==== Source material

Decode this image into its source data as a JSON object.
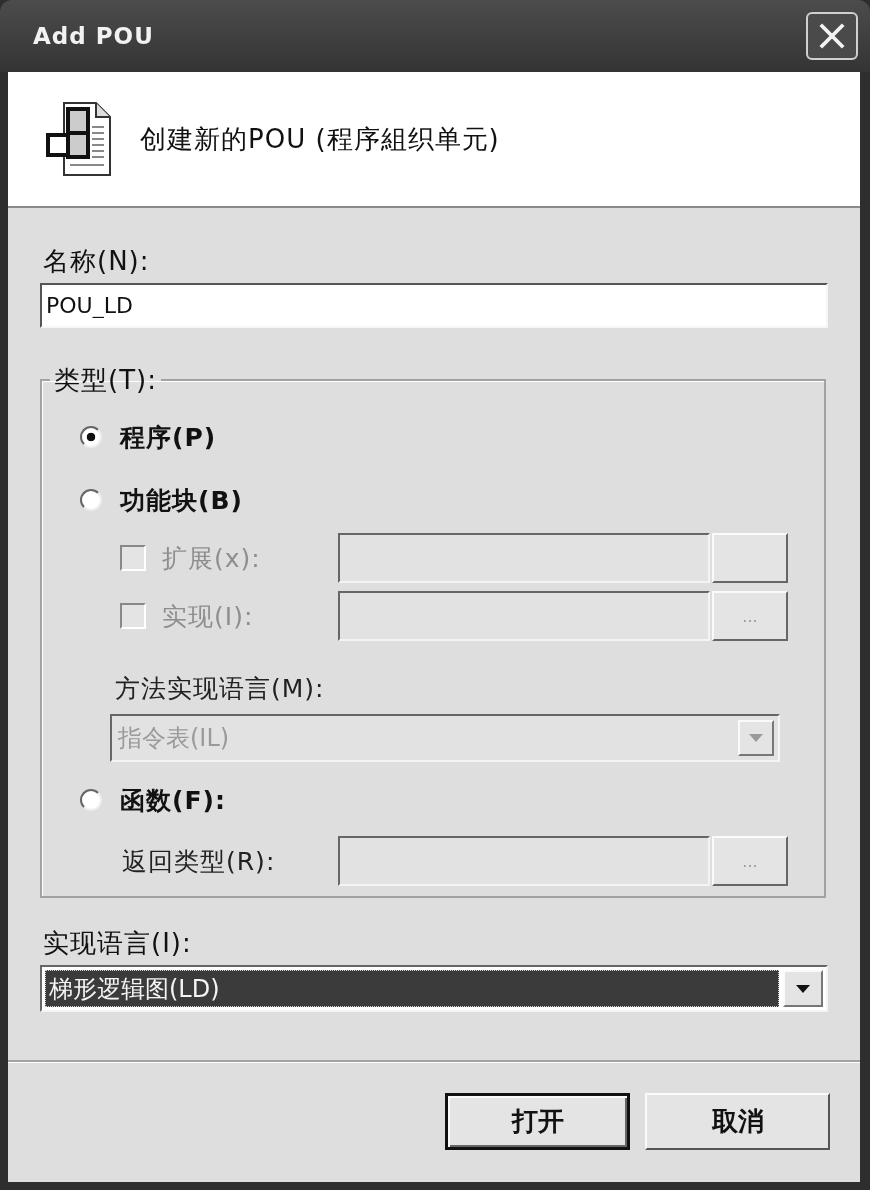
{
  "window": {
    "title": "Add POU"
  },
  "header": {
    "text": "创建新的POU (程序組织单元)"
  },
  "name": {
    "label": "名称(N):",
    "value": "POU_LD"
  },
  "type_group": {
    "label": "类型(T):",
    "options": [
      {
        "label": "程序(P)",
        "selected": true
      },
      {
        "label": "功能块(B)",
        "selected": false,
        "controls": [
          {
            "kind": "checkbox_field",
            "label": "扩展(x):",
            "checked": false,
            "disabled": true
          },
          {
            "kind": "checkbox_field",
            "label": "实现(I):",
            "checked": false,
            "disabled": true,
            "button_label": "..."
          },
          {
            "kind": "dropdown",
            "label": "方法实现语言(M):",
            "value": "指令表(IL)",
            "disabled": true
          }
        ]
      },
      {
        "label": "函数(F):",
        "selected": false,
        "controls": [
          {
            "kind": "field",
            "label": "返回类型(R):",
            "disabled": true,
            "button_label": "..."
          }
        ]
      }
    ]
  },
  "language": {
    "label": "实现语言(I):",
    "value": "梯形逻辑图(LD)",
    "highlighted": true
  },
  "buttons": [
    {
      "label": "打开",
      "default": true
    },
    {
      "label": "取消",
      "default": false
    }
  ]
}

========

Set exercise =
Restate each line of the records exactly; pictures do not belong in the copy.

Solution =
Decode this image into its source data as a JSON object.
{
  "window": {
    "title": "Add POU"
  },
  "header": {
    "text": "创建新的POU (程序組织单元)"
  },
  "name": {
    "label": "名称(N):",
    "value": "POU_LD"
  },
  "type_group": {
    "label": "类型(T):",
    "options": [
      {
        "label": "程序(P)",
        "selected": true
      },
      {
        "label": "功能块(B)",
        "selected": false,
        "controls": [
          {
            "kind": "checkbox_field",
            "label": "扩展(x):",
            "checked": false,
            "disabled": true
          },
          {
            "kind": "checkbox_field",
            "label": "实现(I):",
            "checked": false,
            "disabled": true,
            "button_label": "..."
          },
          {
            "kind": "dropdown",
            "label": "方法实现语言(M):",
            "value": "指令表(IL)",
            "disabled": true
          }
        ]
      },
      {
        "label": "函数(F):",
        "selected": false,
        "controls": [
          {
            "kind": "field",
            "label": "返回类型(R):",
            "disabled": true,
            "button_label": "..."
          }
        ]
      }
    ]
  },
  "language": {
    "label": "实现语言(I):",
    "value": "梯形逻辑图(LD)",
    "highlighted": true
  },
  "buttons": [
    {
      "label": "打开",
      "default": true
    },
    {
      "label": "取消",
      "default": false
    }
  ]
}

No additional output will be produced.